▸ Quoted text

◆ ◆ ◆

Leading and following

I listened to a talk the other day by Mark Robb, a former member of the M&S business recovery team – the firefighters who got the retailer out of the hole it had fallen into during the late nineties. He spoke knowledgeably and entertainingly about how to make good connections with customers and employees. Some very telling statistics emerged.

This, for example: the biggest single reason given by customers for not returning to a particular product or service – a whopping 68 per cent  – was that they had met with an ‘attitude of indifference’. This compared with only nine per cent for dissatisfaction with price and 14 per cent for dissatisfaction with product.

Less surprising perhaps when you also consider this: according to a 2003 Gallup survey, 60 per cent of the UK workforce were ‘not engaged’ with their work, while 21 percent were ‘actively disengaged’. Not engaged is defined as being ‘not psychologically committed to the role, may leave if opportunity presents itself.’ Actively disengaged means ‘disenchanted, vocal or militant in showing negative attitude toward work’ – in other words, as Mark put it, ‘a pain in the ass for everyone else’.

How can you appear anything but indifferent if you’re not engaged with the task at hand, let alone actively disengaged from it? No wonder then that with only 19 per cent of the UK’s 27 million employees considering themselves engaged, employee engagement is one of the grails of modern business. Gallup describes this happy state as one of being ‘loyal, productive, finding work satisfying’.

But what is that engenders that feeling? What puts a spring in the corporate step, gets people out of bed and off to work in the morning with enthusiasm? What helps them feel they’re doing something worthwhile, for an organisation that’s going somewhere?

Good leadership, said Mark unequivocally, with which he turned the pyramid upside down so that the CEO stood at the bottom, the balancing point, directing all his or her energy upwards in support of the staff, ranged along the top, customer-facing surface. It was a neat way to visualise this confounding of conventional leadership wisdom.

◆ ◆ ◆

▸ Record set
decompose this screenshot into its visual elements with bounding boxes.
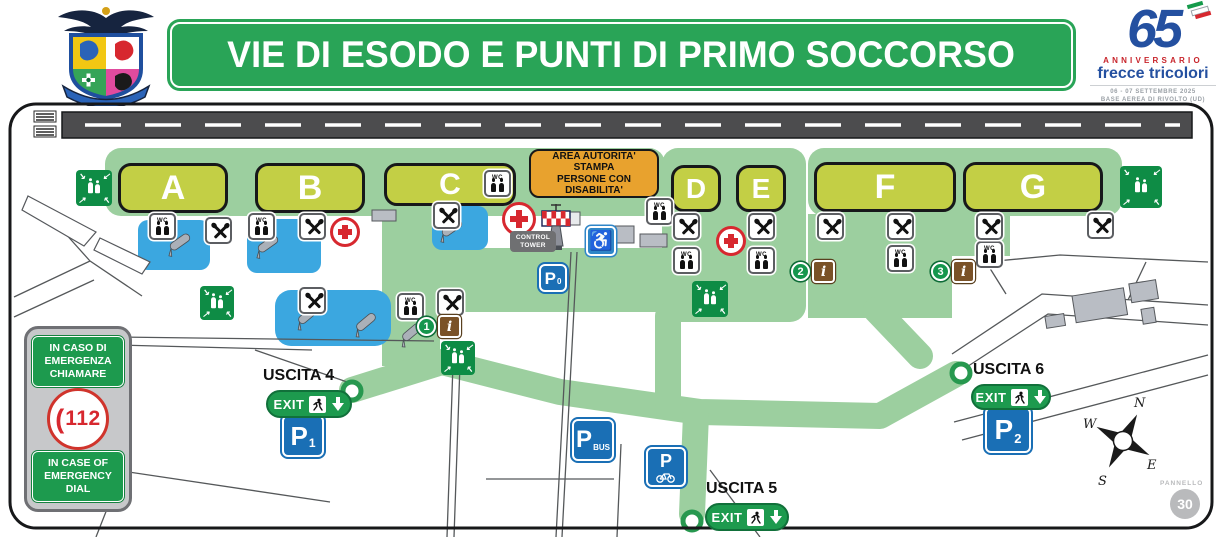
- restaurant-icon: [673, 213, 700, 240]
- assembly-point-icon: [76, 170, 112, 206]
- restaurant-icon: [887, 213, 914, 240]
- restaurant-icon: [433, 202, 460, 229]
- authority-area-box: AREA AUTORITA' STAMPA PERSONE CON DISABI…: [529, 149, 659, 198]
- parking-p0-sign: P0: [539, 264, 567, 292]
- emergency-number: 112: [65, 407, 100, 431]
- parking-p2-sign: P2: [985, 407, 1031, 453]
- down-arrow-icon: [769, 510, 782, 525]
- down-arrow-icon: [1033, 390, 1046, 405]
- running-man-icon: [1011, 389, 1028, 406]
- exit-5-sign: EXIT: [705, 503, 789, 531]
- restaurant-icon: [976, 213, 1003, 240]
- wc-icon: WC: [673, 247, 700, 274]
- parking-p1-sign: P1: [282, 415, 324, 457]
- zone-b: B: [255, 163, 365, 213]
- emergency-text-en: IN CASE OFEMERGENCYDIAL: [32, 451, 124, 502]
- exit-6-label: USCITA 6: [973, 361, 1044, 379]
- parking-bicycle-sign: P: [646, 447, 686, 487]
- wc-icon: WC: [887, 245, 914, 272]
- restaurant-icon: [299, 213, 326, 240]
- emergency-text-it: IN CASO DIEMERGENZACHIAMARE: [32, 336, 124, 387]
- phone-icon: [55, 406, 64, 433]
- assembly-point-icon: [200, 286, 234, 320]
- compass-north: N: [1134, 396, 1145, 411]
- compass-west: W: [1083, 417, 1096, 432]
- restaurant-icon: [748, 213, 775, 240]
- down-arrow-icon: [331, 397, 344, 412]
- runway: [34, 111, 1192, 138]
- emergency-number-badge: 112: [47, 388, 109, 450]
- exit-4-label: USCITA 4: [263, 367, 334, 385]
- restaurant-icon: [299, 287, 326, 314]
- wc-icon: WC: [248, 213, 275, 240]
- wc-icon: WC: [484, 170, 511, 197]
- exit-4-sign: EXIT: [266, 390, 352, 418]
- panel-label: PANNELLO: [1160, 480, 1203, 487]
- assembly-point-icon: [441, 341, 475, 375]
- emergency-panel: IN CASO DIEMERGENZACHIAMARE 112 IN CASE …: [24, 326, 132, 512]
- zone-f: F: [814, 162, 956, 212]
- zone-g: G: [963, 162, 1103, 212]
- compass-east: E: [1147, 458, 1157, 473]
- first-aid-icon: [716, 226, 746, 256]
- info-point-icon: i: [812, 260, 835, 283]
- assembly-point-icon: [692, 281, 728, 317]
- wc-icon: WC: [397, 293, 424, 320]
- exit-5-label: USCITA 5: [706, 480, 777, 498]
- zone-a: A: [118, 163, 228, 213]
- route-marker-1: 1: [417, 317, 436, 336]
- restaurant-icon: [1087, 212, 1114, 239]
- control-tower-label: CONTROL TOWER: [510, 231, 556, 252]
- disabled-access-icon: [586, 226, 616, 256]
- parking-bus-sign: PBUS: [572, 419, 614, 461]
- running-man-icon: [309, 396, 326, 413]
- evacuation-map-panel: VIE DI ESODO E PUNTI DI PRIMO SOCCORSO 6…: [0, 0, 1221, 537]
- route-marker-2: 2: [791, 262, 810, 281]
- bicycle-icon: [656, 471, 676, 483]
- restaurant-icon: [817, 213, 844, 240]
- compass-south: S: [1098, 474, 1107, 489]
- info-point-icon: i: [952, 260, 975, 283]
- wc-icon: WC: [976, 241, 1003, 268]
- zone-d: D: [671, 165, 721, 212]
- wc-icon: WC: [149, 213, 176, 240]
- exit-6-sign: EXIT: [971, 384, 1051, 410]
- first-aid-icon: [330, 217, 360, 247]
- restaurant-icon: [205, 217, 232, 244]
- route-marker-3: 3: [931, 262, 950, 281]
- info-point-icon: i: [438, 315, 461, 338]
- zone-e: E: [736, 165, 786, 212]
- restaurant-icon: [437, 289, 464, 316]
- wc-icon: WC: [748, 247, 775, 274]
- running-man-icon: [747, 509, 764, 526]
- assembly-point-icon: [1120, 166, 1162, 208]
- panel-number-badge: 30: [1170, 489, 1200, 519]
- wc-icon: WC: [646, 198, 673, 225]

◆ ◆ ◆

▸ Problem requirements
Decide whether each statement agrees with the "Leading and following" text, answering yes or no and quoting the words of the text that settle it: (a) fewer customers cited dissatisfaction with price than dissatisfaction with product; (b) the Gallup survey cited was carried out in 2005; (c) in the inverted pyramid, the CEO stands at the top. The material plays no part here.

▸ Answer to this problem
(a) Yes: "only nine per cent for dissatisfaction with price and 14 per cent for dissatisfaction with product"
(b) No: "according to a 2003 Gallup survey"
(c) No: "so that the CEO stood at the bottom, the balancing point"